Exactly repeat the material, dropping every picture from the copy.

>> START

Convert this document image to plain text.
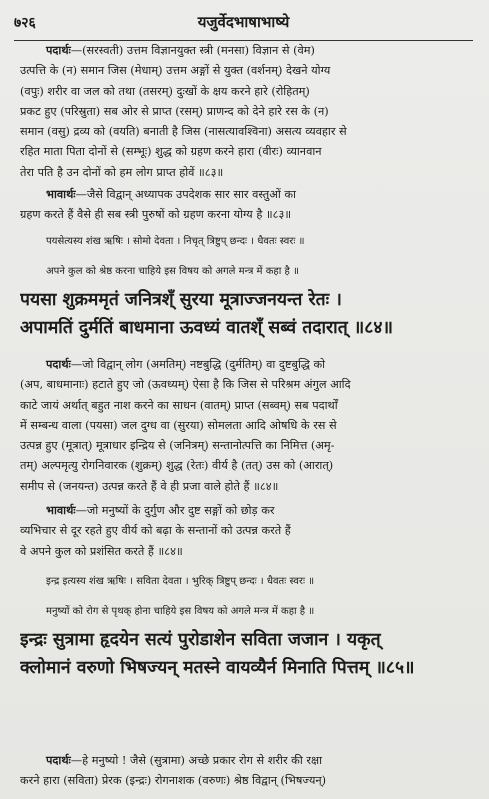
७२६	यजुर्वेदभाषाभाष्ये
पदार्थः—(सरस्वती) उत्तम विज्ञानयुक्त स्त्री (मनसा) विज्ञान से (वेम)
उत्पत्ति के (न) समान जिस (मेधाम्) उत्तम अङ्गों से युक्त (वर्शनम्) देखने योग्य
(वपुः) शरीर वा जल को तथा (तसरम्) दुःखों के क्षय करने हारे (रोहितम्)
प्रकट हुए (परिस्रुता) सब ओर से प्राप्त (रसम्) प्राणन्द को देने हारे रस के (न)
समान (वसु) द्रव्य को (वयति) बनाती है जिस (नासत्यावश्विना) असत्य व्यवहार से
रहित माता पिता दोनों से (सम्भूः) शुद्ध को ग्रहण करने हारा (वीरः) व्यानवान
तेरा पति है उन दोनों को हम लोग प्राप्त होवें ॥८३॥
भावार्थः—जैसे विद्वान् अध्यापक उपदेशक सार सार वस्तुओं का
ग्रहण करते हैं वैसे ही सब स्त्री पुरुषों को ग्रहण करना योग्य है ॥८३॥
पयसेत्यस्य शंख ऋषिः । सोमो देवता । निचृत् त्रिष्टुप् छन्दः । धैवतः स्वरः ॥
अपने कुल को श्रेष्ठ करना चाहिये इस विषय को अगले मन्त्र में कहा है ॥
पयसा शुक्रममृतं जनित्रश्ँ सुरया मूत्राज्जनयन्त रेतः ।
अपामतिं दुर्मतिं बाधमाना ऊवध्यं वातश्ँ सब्वं तदारात् ॥८४॥
पदार्थः—जो विद्वान् लोग (अमतिम्) नष्टबुद्धि (दुर्मतिम्) वा दुष्टबुद्धि को
(अप, बाधमानाः) हटाते हुए जो (ऊवध्यम्) ऐसा है कि जिस से परिश्रम अंगुल आदि
काटे जायं अर्थात् बहुत नाश करने का साधन (वातम्) प्राप्त (सब्वम्) सब पदार्थों
में सम्बन्ध वाला (पयसा) जल दुग्ध वा (सुरया) सोमलता आदि ओषधि के रस से
उत्पन्न हुए (मूत्रात्) मूत्राधार इन्द्रिय से (जनित्रम्) सन्तानोत्पत्ति का निमित्त (अमृ-
तम्) अल्पमृत्यु रोगनिवारक (शुक्रम्) शुद्ध (रेतः) वीर्य है (तत्) उस को (आरात्)
समीप से (जनयन्त) उत्पन्न करते हैं वे ही प्रजा वाले होते हैं ॥८४॥
भावार्थः—जो मनुष्यों के दुर्गुण और दुष्ट सङ्गों को छोड़ कर
व्यभिचार से दूर रहते हुए वीर्य को बढ़ा के सन्तानों को उत्पन्न करते हैं
वे अपने कुल को प्रशंसित करते हैं ॥८४॥
इन्द्र इत्यस्य शंख ऋषिः । सविता देवता । भुरिक् त्रिष्टुप् छन्दः । धैवतः स्वरः ॥
मनुष्यों को रोग से पृथक् होना चाहिये इस विषय को अगले मन्त्र में कहा है ॥
इन्द्रः सुत्रामा हृदयेन सत्यं पुरोडाशेन सविता जजान । यकृत्
क्लोमानं वरुणो भिषज्यन् मतस्ने वायव्यैर्न मिनाति पित्तम् ॥८५॥
पदार्थः—हे मनुष्यो ! जैसे (सुत्रामा) अच्छे प्रकार रोग से शरीर की रक्षा
करने हारा (सविता) प्रेरक (इन्द्रः) रोगनाशक (वरुणः) श्रेष्ठ विद्वान् (भिषज्यन्)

>> END

▶ Output for this task
Convert this document image to plain text.
७२६	यजुर्वेदभाषाभाष्ये
पदार्थः—(सरस्वती) उत्तम विज्ञानयुक्त स्त्री (मनसा) विज्ञान से (वेम)
उत्पत्ति के (न) समान जिस (मेधाम्) उत्तम अङ्गों से युक्त (वर्शनम्) देखने योग्य
(वपुः) शरीर वा जल को तथा (तसरम्) दुःखों के क्षय करने हारे (रोहितम्)
प्रकट हुए (परिस्रुता) सब ओर से प्राप्त (रसम्) प्राणन्द को देने हारे रस के (न)
समान (वसु) द्रव्य को (वयति) बनाती है जिस (नासत्यावश्विना) असत्य व्यवहार से
रहित माता पिता दोनों से (सम्भूः) शुद्ध को ग्रहण करने हारा (वीरः) व्यानवान
तेरा पति है उन दोनों को हम लोग प्राप्त होवें ॥८३॥
भावार्थः—जैसे विद्वान् अध्यापक उपदेशक सार सार वस्तुओं का
ग्रहण करते हैं वैसे ही सब स्त्री पुरुषों को ग्रहण करना योग्य है ॥८३॥
पयसेत्यस्य शंख ऋषिः । सोमो देवता । निचृत् त्रिष्टुप् छन्दः । धैवतः स्वरः ॥
अपने कुल को श्रेष्ठ करना चाहिये इस विषय को अगले मन्त्र में कहा है ॥
पयसा शुक्रममृतं जनित्रश्ँ सुरया मूत्राज्जनयन्त रेतः ।
अपामतिं दुर्मतिं बाधमाना ऊवध्यं वातश्ँ सब्वं तदारात् ॥८४॥
पदार्थः—जो विद्वान् लोग (अमतिम्) नष्टबुद्धि (दुर्मतिम्) वा दुष्टबुद्धि को
(अप, बाधमानाः) हटाते हुए जो (ऊवध्यम्) ऐसा है कि जिस से परिश्रम अंगुल आदि
काटे जायं अर्थात् बहुत नाश करने का साधन (वातम्) प्राप्त (सब्वम्) सब पदार्थों
में सम्बन्ध वाला (पयसा) जल दुग्ध वा (सुरया) सोमलता आदि ओषधि के रस से
उत्पन्न हुए (मूत्रात्) मूत्राधार इन्द्रिय से (जनित्रम्) सन्तानोत्पत्ति का निमित्त (अमृ-
तम्) अल्पमृत्यु रोगनिवारक (शुक्रम्) शुद्ध (रेतः) वीर्य है (तत्) उस को (आरात्)
समीप से (जनयन्त) उत्पन्न करते हैं वे ही प्रजा वाले होते हैं ॥८४॥
भावार्थः—जो मनुष्यों के दुर्गुण और दुष्ट सङ्गों को छोड़ कर
व्यभिचार से दूर रहते हुए वीर्य को बढ़ा के सन्तानों को उत्पन्न करते हैं
वे अपने कुल को प्रशंसित करते हैं ॥८४॥
इन्द्र इत्यस्य शंख ऋषिः । सविता देवता । भुरिक् त्रिष्टुप् छन्दः । धैवतः स्वरः ॥
मनुष्यों को रोग से पृथक् होना चाहिये इस विषय को अगले मन्त्र में कहा है ॥
इन्द्रः सुत्रामा हृदयेन सत्यं पुरोडाशेन सविता जजान । यकृत्
क्लोमानं वरुणो भिषज्यन् मतस्ने वायव्यैर्न मिनाति पित्तम् ॥८५॥
पदार्थः—हे मनुष्यो ! जैसे (सुत्रामा) अच्छे प्रकार रोग से शरीर की रक्षा
करने हारा (सविता) प्रेरक (इन्द्रः) रोगनाशक (वरुणः) श्रेष्ठ विद्वान् (भिषज्यन्)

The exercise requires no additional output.